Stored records
· · ·

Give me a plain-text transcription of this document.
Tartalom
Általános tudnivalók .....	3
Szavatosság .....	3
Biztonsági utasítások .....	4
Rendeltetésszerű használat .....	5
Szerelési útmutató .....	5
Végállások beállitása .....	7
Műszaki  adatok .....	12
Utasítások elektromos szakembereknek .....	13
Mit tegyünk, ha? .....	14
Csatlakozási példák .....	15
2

· · ·

*Task requirements:* Write out all the data again, exactly as it appears.

*Expected answer:*
Give me a plain-text transcription of this document.
Tartalom
Általános tudnivalók .....	3
Szavatosság .....	3
Biztonsági utasítások .....	4
Rendeltetésszerű használat .....	5
Szerelési útmutató .....	5
Végállások beállitása .....	7
Műszaki  adatok .....	12
Utasítások elektromos szakembereknek .....	13
Mit tegyünk, ha? .....	14
Csatlakozási példák .....	15
2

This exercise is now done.